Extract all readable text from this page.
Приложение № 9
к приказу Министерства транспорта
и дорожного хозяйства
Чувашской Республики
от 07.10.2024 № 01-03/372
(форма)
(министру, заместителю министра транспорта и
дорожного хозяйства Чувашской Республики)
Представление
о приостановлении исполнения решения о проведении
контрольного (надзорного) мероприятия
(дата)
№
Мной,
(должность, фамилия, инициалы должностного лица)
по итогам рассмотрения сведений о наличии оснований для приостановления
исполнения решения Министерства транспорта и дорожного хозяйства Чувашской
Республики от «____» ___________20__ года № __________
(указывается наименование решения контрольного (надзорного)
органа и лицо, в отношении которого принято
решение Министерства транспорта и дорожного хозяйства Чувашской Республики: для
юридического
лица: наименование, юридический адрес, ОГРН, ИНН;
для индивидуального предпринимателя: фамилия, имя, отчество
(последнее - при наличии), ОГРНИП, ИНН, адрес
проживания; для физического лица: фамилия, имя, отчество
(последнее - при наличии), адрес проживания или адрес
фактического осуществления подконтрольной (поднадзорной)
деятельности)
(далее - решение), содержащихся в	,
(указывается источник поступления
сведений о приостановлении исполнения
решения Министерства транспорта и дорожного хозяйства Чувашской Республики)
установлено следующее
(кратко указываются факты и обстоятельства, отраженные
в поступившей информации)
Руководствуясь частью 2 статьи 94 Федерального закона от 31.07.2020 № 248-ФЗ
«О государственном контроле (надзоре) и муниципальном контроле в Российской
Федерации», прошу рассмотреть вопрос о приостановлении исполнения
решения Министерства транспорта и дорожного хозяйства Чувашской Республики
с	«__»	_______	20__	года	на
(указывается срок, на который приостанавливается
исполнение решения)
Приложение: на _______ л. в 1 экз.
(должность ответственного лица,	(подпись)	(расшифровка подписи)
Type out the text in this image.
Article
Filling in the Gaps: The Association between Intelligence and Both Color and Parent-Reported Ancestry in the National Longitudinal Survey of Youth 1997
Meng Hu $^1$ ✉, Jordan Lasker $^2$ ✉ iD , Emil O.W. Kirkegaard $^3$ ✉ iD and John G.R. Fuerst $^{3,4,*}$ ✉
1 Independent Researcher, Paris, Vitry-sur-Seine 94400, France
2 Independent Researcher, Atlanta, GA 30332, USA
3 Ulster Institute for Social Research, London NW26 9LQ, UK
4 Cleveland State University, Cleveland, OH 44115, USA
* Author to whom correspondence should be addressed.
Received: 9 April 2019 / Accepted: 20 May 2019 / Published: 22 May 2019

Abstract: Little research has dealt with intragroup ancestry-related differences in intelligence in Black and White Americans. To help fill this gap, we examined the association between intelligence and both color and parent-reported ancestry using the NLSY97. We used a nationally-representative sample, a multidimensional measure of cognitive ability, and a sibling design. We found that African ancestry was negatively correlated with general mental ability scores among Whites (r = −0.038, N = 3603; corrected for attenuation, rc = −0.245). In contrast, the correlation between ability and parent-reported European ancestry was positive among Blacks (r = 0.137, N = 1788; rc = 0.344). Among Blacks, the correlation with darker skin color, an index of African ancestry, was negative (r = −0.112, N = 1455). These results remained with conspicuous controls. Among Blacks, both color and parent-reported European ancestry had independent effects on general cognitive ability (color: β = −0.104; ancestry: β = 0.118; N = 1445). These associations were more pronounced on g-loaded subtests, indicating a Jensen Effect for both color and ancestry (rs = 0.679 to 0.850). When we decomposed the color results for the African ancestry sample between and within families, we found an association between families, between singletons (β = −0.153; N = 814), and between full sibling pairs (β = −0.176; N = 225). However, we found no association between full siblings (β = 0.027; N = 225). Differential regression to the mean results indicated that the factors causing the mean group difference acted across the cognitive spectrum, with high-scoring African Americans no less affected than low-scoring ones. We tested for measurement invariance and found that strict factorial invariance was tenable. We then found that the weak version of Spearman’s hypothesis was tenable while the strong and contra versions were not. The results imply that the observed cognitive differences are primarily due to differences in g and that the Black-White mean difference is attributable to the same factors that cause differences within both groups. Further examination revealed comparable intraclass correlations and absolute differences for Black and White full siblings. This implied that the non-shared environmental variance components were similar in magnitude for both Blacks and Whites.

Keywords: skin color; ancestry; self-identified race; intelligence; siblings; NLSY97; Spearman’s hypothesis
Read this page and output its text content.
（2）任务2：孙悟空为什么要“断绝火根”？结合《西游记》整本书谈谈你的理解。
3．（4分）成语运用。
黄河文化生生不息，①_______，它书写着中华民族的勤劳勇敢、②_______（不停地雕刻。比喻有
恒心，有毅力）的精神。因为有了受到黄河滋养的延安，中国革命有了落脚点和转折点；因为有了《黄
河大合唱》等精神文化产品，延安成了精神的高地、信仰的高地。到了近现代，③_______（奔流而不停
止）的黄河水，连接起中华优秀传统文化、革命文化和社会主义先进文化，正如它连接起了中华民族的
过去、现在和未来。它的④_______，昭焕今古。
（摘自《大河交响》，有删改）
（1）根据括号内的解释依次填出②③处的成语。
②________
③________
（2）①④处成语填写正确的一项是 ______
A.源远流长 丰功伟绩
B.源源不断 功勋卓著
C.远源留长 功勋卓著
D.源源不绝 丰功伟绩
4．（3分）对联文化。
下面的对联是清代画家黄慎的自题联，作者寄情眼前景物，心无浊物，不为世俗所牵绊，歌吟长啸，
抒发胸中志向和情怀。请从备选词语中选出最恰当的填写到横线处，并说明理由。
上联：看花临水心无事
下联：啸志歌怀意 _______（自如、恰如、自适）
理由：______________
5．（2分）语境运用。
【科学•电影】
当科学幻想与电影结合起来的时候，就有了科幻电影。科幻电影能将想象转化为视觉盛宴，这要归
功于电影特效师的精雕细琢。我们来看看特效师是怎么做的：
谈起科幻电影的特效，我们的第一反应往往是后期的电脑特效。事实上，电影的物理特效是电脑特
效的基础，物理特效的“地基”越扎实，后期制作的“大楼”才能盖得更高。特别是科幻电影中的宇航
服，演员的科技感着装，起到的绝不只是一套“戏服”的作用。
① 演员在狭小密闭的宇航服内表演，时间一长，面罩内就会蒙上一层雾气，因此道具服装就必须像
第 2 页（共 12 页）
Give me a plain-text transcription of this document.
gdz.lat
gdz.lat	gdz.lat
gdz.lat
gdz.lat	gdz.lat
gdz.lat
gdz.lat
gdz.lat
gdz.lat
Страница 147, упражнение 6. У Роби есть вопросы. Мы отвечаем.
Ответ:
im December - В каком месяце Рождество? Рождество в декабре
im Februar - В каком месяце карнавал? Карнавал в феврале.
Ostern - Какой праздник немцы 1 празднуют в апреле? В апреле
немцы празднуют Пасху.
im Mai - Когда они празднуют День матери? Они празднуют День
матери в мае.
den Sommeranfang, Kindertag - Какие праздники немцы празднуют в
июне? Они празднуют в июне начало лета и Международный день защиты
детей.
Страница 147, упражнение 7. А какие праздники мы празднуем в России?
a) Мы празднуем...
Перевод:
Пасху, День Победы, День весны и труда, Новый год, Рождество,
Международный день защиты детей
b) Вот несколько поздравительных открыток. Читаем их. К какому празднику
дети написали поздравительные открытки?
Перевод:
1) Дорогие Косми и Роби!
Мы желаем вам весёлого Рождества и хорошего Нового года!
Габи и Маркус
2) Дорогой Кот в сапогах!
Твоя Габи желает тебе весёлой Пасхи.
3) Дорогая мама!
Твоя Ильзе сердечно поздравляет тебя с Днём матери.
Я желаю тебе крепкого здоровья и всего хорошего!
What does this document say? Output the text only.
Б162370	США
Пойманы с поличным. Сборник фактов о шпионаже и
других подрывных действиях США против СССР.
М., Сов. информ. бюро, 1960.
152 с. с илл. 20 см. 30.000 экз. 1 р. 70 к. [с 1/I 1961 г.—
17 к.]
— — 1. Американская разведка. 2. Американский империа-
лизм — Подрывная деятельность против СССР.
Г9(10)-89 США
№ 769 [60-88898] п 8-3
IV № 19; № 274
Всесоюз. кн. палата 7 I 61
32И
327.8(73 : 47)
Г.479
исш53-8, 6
--------
## Set problem
Print again the material above, limited to the lines from the one holding "What does this" through the last, inclusive.

## Full output
What does this document say? Output the text only.
Б162370	США
Пойманы с поличным. Сборник фактов о шпионаже и
других подрывных действиях США против СССР.
М., Сов. информ. бюро, 1960.
152 с. с илл. 20 см. 30.000 экз. 1 р. 70 к. [с 1/I 1961 г.—
17 к.]
— — 1. Американская разведка. 2. Американский империа-
лизм — Подрывная деятельность против СССР.
Г9(10)-89 США
№ 769 [60-88898] п 8-3
IV № 19; № 274
Всесоюз. кн. палата 7 I 61
32И
327.8(73 : 47)
Г.479
исш53-8, 6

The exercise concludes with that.